*** STORED ROWS ***

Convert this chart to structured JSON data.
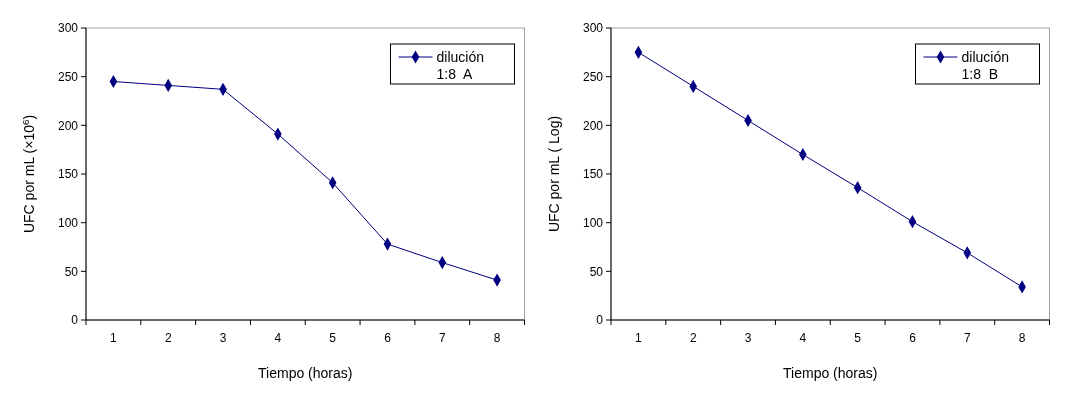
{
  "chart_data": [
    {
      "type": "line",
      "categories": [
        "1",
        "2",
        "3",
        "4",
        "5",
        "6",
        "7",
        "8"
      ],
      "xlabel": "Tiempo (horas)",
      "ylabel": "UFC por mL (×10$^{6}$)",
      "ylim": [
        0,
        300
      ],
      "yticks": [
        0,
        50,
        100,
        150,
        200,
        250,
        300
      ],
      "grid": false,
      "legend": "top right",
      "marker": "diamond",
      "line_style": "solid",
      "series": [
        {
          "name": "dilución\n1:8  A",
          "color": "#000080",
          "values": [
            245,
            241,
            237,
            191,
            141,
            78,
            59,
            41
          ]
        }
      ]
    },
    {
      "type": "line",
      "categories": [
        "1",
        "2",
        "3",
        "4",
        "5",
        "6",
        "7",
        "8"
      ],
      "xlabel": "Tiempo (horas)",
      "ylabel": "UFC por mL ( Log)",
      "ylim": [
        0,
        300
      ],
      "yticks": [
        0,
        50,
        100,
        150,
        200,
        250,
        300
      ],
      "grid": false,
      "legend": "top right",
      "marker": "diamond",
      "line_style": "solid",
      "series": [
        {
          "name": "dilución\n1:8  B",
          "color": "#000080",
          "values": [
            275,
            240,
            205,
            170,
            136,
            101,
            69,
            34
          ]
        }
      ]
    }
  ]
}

***

Transcribe the whole listing exactly. Pictures are excluded.

### SOLUTION TO THIS EXERCISE
Convert this chart to structured JSON data.
{
  "chart_data": [
    {
      "type": "line",
      "categories": [
        "1",
        "2",
        "3",
        "4",
        "5",
        "6",
        "7",
        "8"
      ],
      "xlabel": "Tiempo (horas)",
      "ylabel": "UFC por mL (×10$^{6}$)",
      "ylim": [
        0,
        300
      ],
      "yticks": [
        0,
        50,
        100,
        150,
        200,
        250,
        300
      ],
      "grid": false,
      "legend": "top right",
      "marker": "diamond",
      "line_style": "solid",
      "series": [
        {
          "name": "dilución\n1:8  A",
          "color": "#000080",
          "values": [
            245,
            241,
            237,
            191,
            141,
            78,
            59,
            41
          ]
        }
      ]
    },
    {
      "type": "line",
      "categories": [
        "1",
        "2",
        "3",
        "4",
        "5",
        "6",
        "7",
        "8"
      ],
      "xlabel": "Tiempo (horas)",
      "ylabel": "UFC por mL ( Log)",
      "ylim": [
        0,
        300
      ],
      "yticks": [
        0,
        50,
        100,
        150,
        200,
        250,
        300
      ],
      "grid": false,
      "legend": "top right",
      "marker": "diamond",
      "line_style": "solid",
      "series": [
        {
          "name": "dilución\n1:8  B",
          "color": "#000080",
          "values": [
            275,
            240,
            205,
            170,
            136,
            101,
            69,
            34
          ]
        }
      ]
    }
  ]
}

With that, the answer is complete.